▶ [Brief]:
Would you copy out the following entries exactly, without any of the pictures?

Page content records:

::::

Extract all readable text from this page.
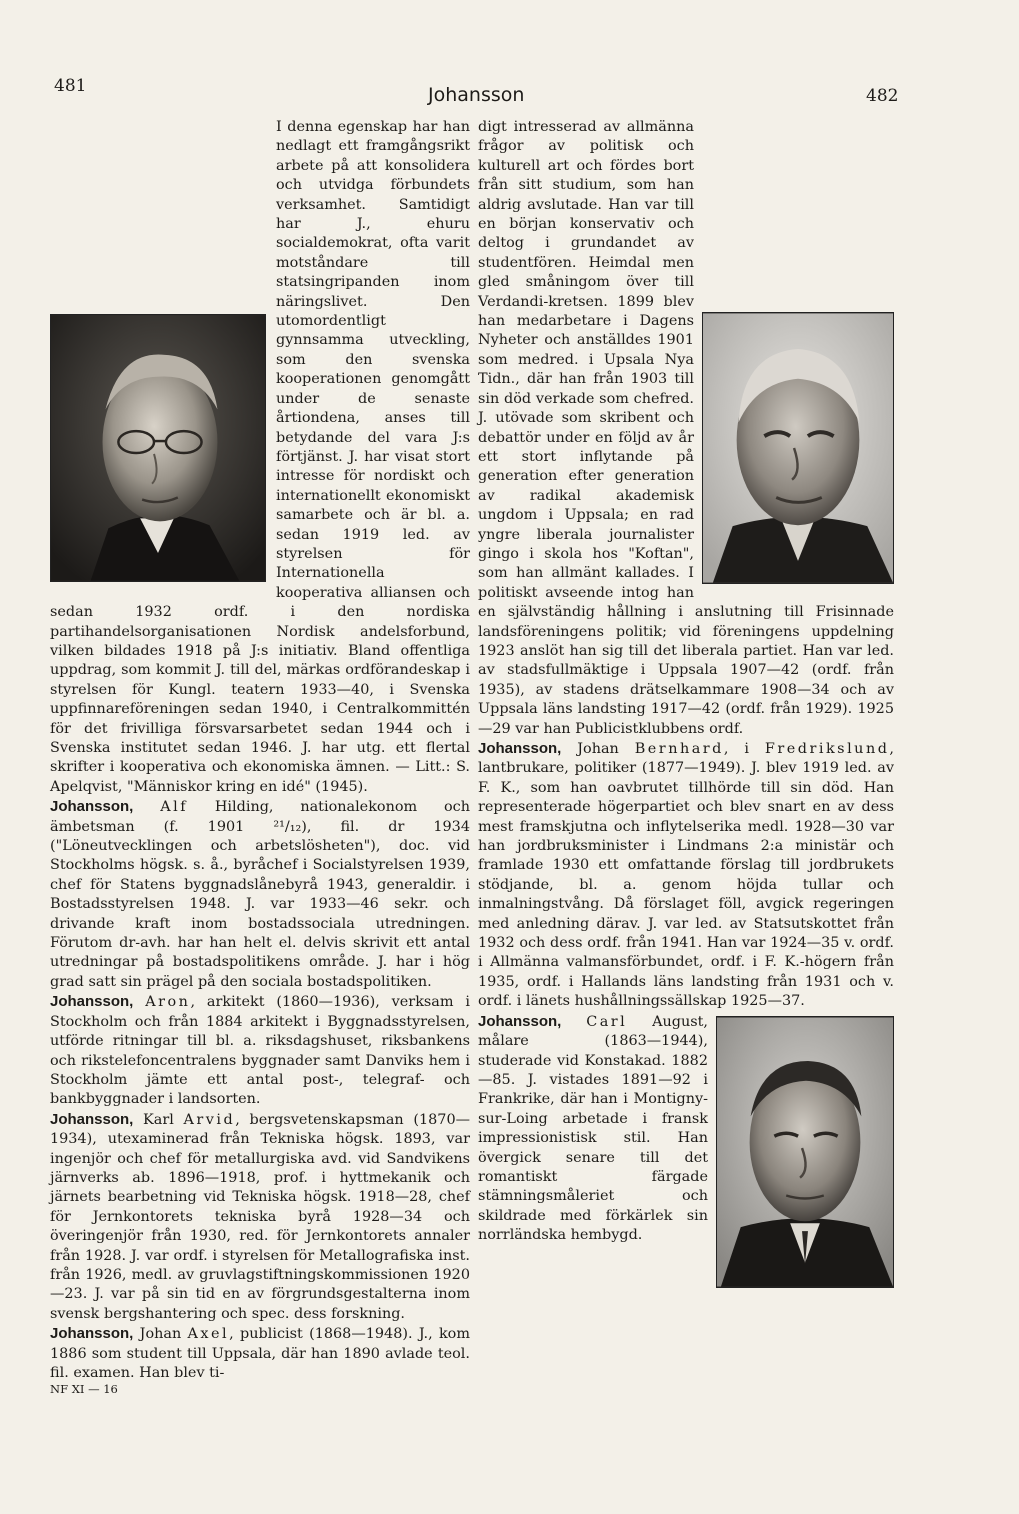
481	Johansson	482

I denna egenskap har han nedlagt ett framgångsrikt arbete på att konsolidera och utvidga förbundets verksamhet. Samtidigt har J., ehuru socialdemokrat, ofta varit motståndare till statsingripanden inom näringslivet. Den utomordentligt gynnsamma utveckling, som den svenska kooperationen genomgått under de senaste årtiondena, anses till betydande del vara J:s förtjänst. J. har visat stort intresse för nordiskt och internationellt ekonomiskt samarbete och är bl. a. sedan 1919 led. av styrelsen för Internationella kooperativa alliansen och sedan 1932 ordf. i den nordiska partihandelsorganisationen Nordisk andelsforbund, vilken bildades 1918 på J:s initiativ. Bland offentliga uppdrag, som kommit J. till del, märkas ordförandeskap i styrelsen för Kungl. teatern 1933—40, i Svenska uppfinnareföreningen sedan 1940, i Centralkommittén för det frivilliga försvarsarbetet sedan 1944 och i Svenska institutet sedan 1946. J. har utg. ett flertal skrifter i kooperativa och ekonomiska ämnen. — Litt.: S. Apelqvist, "Människor kring en idé" (1945).

Johansson, Alf Hilding, nationalekonom och ämbetsman (f. 1901 ²¹/₁₂), fil. dr 1934 ("Löneutvecklingen och arbetslösheten"), doc. vid Stockholms högsk. s. å., byråchef i Socialstyrelsen 1939, chef för Statens byggnadslånebyrå 1943, generaldir. i Bostadsstyrelsen 1948. J. var 1933—46 sekr. och drivande kraft inom bostadssociala utredningen. Förutom dr-avh. har han helt el. delvis skrivit ett antal utredningar på bostadspolitikens område. J. har i hög grad satt sin prägel på den sociala bostadspolitiken.

Johansson, Aron, arkitekt (1860—1936), verksam i Stockholm och från 1884 arkitekt i Byggnadsstyrelsen, utförde ritningar till bl. a. riksdagshuset, riksbankens och rikstelefoncentralens byggnader samt Danviks hem i Stockholm jämte ett antal post-, telegraf- och bankbyggnader i landsorten.

Johansson, Karl Arvid, bergsvetenskapsman (1870—1934), utexaminerad från Tekniska högsk. 1893, var ingenjör och chef för metallurgiska avd. vid Sandvikens järnverks ab. 1896—1918, prof. i hyttmekanik och järnets bearbetning vid Tekniska högsk. 1918—28, chef för Jernkontorets tekniska byrå 1928—34 och överingenjör från 1930, red. för Jernkontorets annaler från 1928. J. var ordf. i styrelsen för Metallografiska inst. från 1926, medl. av gruvlagstiftningskommissionen 1920—23. J. var på sin tid en av förgrundsgestalterna inom svensk bergshantering och spec. dess forskning.

Johansson, Johan Axel, publicist (1868—1948). J., kom 1886 som student till Uppsala, där han 1890 avlade teol. fil. examen. Han blev ti-

digt intresserad av allmänna frågor av politisk och kulturell art och fördes bort från sitt studium, som han aldrig avslutade. Han var till en början konservativ och deltog i grundandet av studentfören. Heimdal men gled småningom över till Verdandi-kretsen. 1899 blev han medarbetare i Dagens Nyheter och anställdes 1901 som medred. i Upsala Nya Tidn., där han från 1903 till sin död verkade som chefred. J. utövade som skribent och debattör under en följd av år ett stort inflytande på generation efter generation av radikal akademisk ungdom i Uppsala; en rad yngre liberala journalister gingo i skola hos "Koftan", som han allmänt kallades. I politiskt avseende intog han en självständig hållning i anslutning till Frisinnade landsföreningens politik; vid föreningens uppdelning 1923 anslöt han sig till det liberala partiet. Han var led. av stadsfullmäktige i Uppsala 1907—42 (ordf. från 1935), av stadens drätselkammare 1908—34 och av Uppsala läns landsting 1917—42 (ordf. från 1929). 1925—29 var han Publicistklubbens ordf.

Johansson, Johan Bernhard, i Fredrikslund, lantbrukare, politiker (1877—1949). J. blev 1919 led. av F. K., som han oavbrutet tillhörde till sin död. Han representerade högerpartiet och blev snart en av dess mest framskjutna och inflytelserika medl. 1928—30 var han jordbruksminister i Lindmans 2:a ministär och framlade 1930 ett omfattande förslag till jordbrukets stödjande, bl. a. genom höjda tullar och inmalningstvång. Då förslaget föll, avgick regeringen med anledning därav. J. var led. av Statsutskottet från 1932 och dess ordf. från 1941. Han var 1924—35 v. ordf. i Allmänna valmansförbundet, ordf. i F. K.-högern från 1935, ordf. i Hallands läns landsting från 1931 och v. ordf. i länets hushållningssällskap 1925—37.

Johansson, Carl August, målare (1863—1944), studerade vid Konstakad. 1882—85. J. vistades 1891—92 i Frankrike, där han i Montigny-sur-Loing arbetade i fransk impressionistisk stil. Han övergick senare till det romantiskt färgade stämningsmåleriet och skildrade med förkärlek sin norrländska hembygd.

NF XI — 16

::::

▶ [Written reply]:
Extract all readable text from this page.
481	Johansson	482

I denna egenskap har han nedlagt ett framgångsrikt arbete på att konsolidera och utvidga förbundets verksamhet. Samtidigt har J., ehuru socialdemokrat, ofta varit motståndare till statsingripanden inom näringslivet. Den utomordentligt gynnsamma utveckling, som den svenska kooperationen genomgått under de senaste årtiondena, anses till betydande del vara J:s förtjänst. J. har visat stort intresse för nordiskt och internationellt ekonomiskt samarbete och är bl. a. sedan 1919 led. av styrelsen för Internationella kooperativa alliansen och sedan 1932 ordf. i den nordiska partihandelsorganisationen Nordisk andelsforbund, vilken bildades 1918 på J:s initiativ. Bland offentliga uppdrag, som kommit J. till del, märkas ordförandeskap i styrelsen för Kungl. teatern 1933—40, i Svenska uppfinnareföreningen sedan 1940, i Centralkommittén för det frivilliga försvarsarbetet sedan 1944 och i Svenska institutet sedan 1946. J. har utg. ett flertal skrifter i kooperativa och ekonomiska ämnen. — Litt.: S. Apelqvist, "Människor kring en idé" (1945).

Johansson, Alf Hilding, nationalekonom och ämbetsman (f. 1901 ²¹/₁₂), fil. dr 1934 ("Löneutvecklingen och arbetslösheten"), doc. vid Stockholms högsk. s. å., byråchef i Socialstyrelsen 1939, chef för Statens byggnadslånebyrå 1943, generaldir. i Bostadsstyrelsen 1948. J. var 1933—46 sekr. och drivande kraft inom bostadssociala utredningen. Förutom dr-avh. har han helt el. delvis skrivit ett antal utredningar på bostadspolitikens område. J. har i hög grad satt sin prägel på den sociala bostadspolitiken.

Johansson, Aron, arkitekt (1860—1936), verksam i Stockholm och från 1884 arkitekt i Byggnadsstyrelsen, utförde ritningar till bl. a. riksdagshuset, riksbankens och rikstelefoncentralens byggnader samt Danviks hem i Stockholm jämte ett antal post-, telegraf- och bankbyggnader i landsorten.

Johansson, Karl Arvid, bergsvetenskapsman (1870—1934), utexaminerad från Tekniska högsk. 1893, var ingenjör och chef för metallurgiska avd. vid Sandvikens järnverks ab. 1896—1918, prof. i hyttmekanik och järnets bearbetning vid Tekniska högsk. 1918—28, chef för Jernkontorets tekniska byrå 1928—34 och överingenjör från 1930, red. för Jernkontorets annaler från 1928. J. var ordf. i styrelsen för Metallografiska inst. från 1926, medl. av gruvlagstiftningskommissionen 1920—23. J. var på sin tid en av förgrundsgestalterna inom svensk bergshantering och spec. dess forskning.

Johansson, Johan Axel, publicist (1868—1948). J., kom 1886 som student till Uppsala, där han 1890 avlade teol. fil. examen. Han blev ti-

digt intresserad av allmänna frågor av politisk och kulturell art och fördes bort från sitt studium, som han aldrig avslutade. Han var till en början konservativ och deltog i grundandet av studentfören. Heimdal men gled småningom över till Verdandi-kretsen. 1899 blev han medarbetare i Dagens Nyheter och anställdes 1901 som medred. i Upsala Nya Tidn., där han från 1903 till sin död verkade som chefred. J. utövade som skribent och debattör under en följd av år ett stort inflytande på generation efter generation av radikal akademisk ungdom i Uppsala; en rad yngre liberala journalister gingo i skola hos "Koftan", som han allmänt kallades. I politiskt avseende intog han en självständig hållning i anslutning till Frisinnade landsföreningens politik; vid föreningens uppdelning 1923 anslöt han sig till det liberala partiet. Han var led. av stadsfullmäktige i Uppsala 1907—42 (ordf. från 1935), av stadens drätselkammare 1908—34 och av Uppsala läns landsting 1917—42 (ordf. från 1929). 1925—29 var han Publicistklubbens ordf.

Johansson, Johan Bernhard, i Fredrikslund, lantbrukare, politiker (1877—1949). J. blev 1919 led. av F. K., som han oavbrutet tillhörde till sin död. Han representerade högerpartiet och blev snart en av dess mest framskjutna och inflytelserika medl. 1928—30 var han jordbruksminister i Lindmans 2:a ministär och framlade 1930 ett omfattande förslag till jordbrukets stödjande, bl. a. genom höjda tullar och inmalningstvång. Då förslaget föll, avgick regeringen med anledning därav. J. var led. av Statsutskottet från 1932 och dess ordf. från 1941. Han var 1924—35 v. ordf. i Allmänna valmansförbundet, ordf. i F. K.-högern från 1935, ordf. i Hallands läns landsting från 1931 och v. ordf. i länets hushållningssällskap 1925—37.

Johansson, Carl August, målare (1863—1944), studerade vid Konstakad. 1882—85. J. vistades 1891—92 i Frankrike, där han i Montigny-sur-Loing arbetade i fransk impressionistisk stil. Han övergick senare till det romantiskt färgade stämningsmåleriet och skildrade med förkärlek sin norrländska hembygd.

NF XI — 16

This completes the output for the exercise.